• _Aim of the exercise_
Write out the whole of the material exactly.

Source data
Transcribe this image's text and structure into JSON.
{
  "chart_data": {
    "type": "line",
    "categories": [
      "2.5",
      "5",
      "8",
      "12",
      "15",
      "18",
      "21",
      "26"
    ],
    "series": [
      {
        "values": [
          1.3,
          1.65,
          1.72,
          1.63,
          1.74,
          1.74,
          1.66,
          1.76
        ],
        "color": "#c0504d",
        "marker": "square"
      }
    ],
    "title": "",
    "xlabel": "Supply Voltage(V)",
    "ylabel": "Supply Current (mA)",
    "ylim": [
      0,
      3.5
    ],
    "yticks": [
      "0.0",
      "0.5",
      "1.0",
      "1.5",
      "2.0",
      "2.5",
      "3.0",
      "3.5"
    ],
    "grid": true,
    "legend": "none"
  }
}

• _Exercise response_
Transcribe this image's text and structure into JSON.
{
  "chart_data": {
    "type": "line",
    "categories": [
      "2.5",
      "5",
      "8",
      "12",
      "15",
      "18",
      "21",
      "26"
    ],
    "series": [
      {
        "values": [
          1.3,
          1.65,
          1.72,
          1.63,
          1.74,
          1.74,
          1.66,
          1.76
        ],
        "color": "#c0504d",
        "marker": "square"
      }
    ],
    "title": "",
    "xlabel": "Supply Voltage(V)",
    "ylabel": "Supply Current (mA)",
    "ylim": [
      0,
      3.5
    ],
    "yticks": [
      "0.0",
      "0.5",
      "1.0",
      "1.5",
      "2.0",
      "2.5",
      "3.0",
      "3.5"
    ],
    "grid": true,
    "legend": "none"
  }
}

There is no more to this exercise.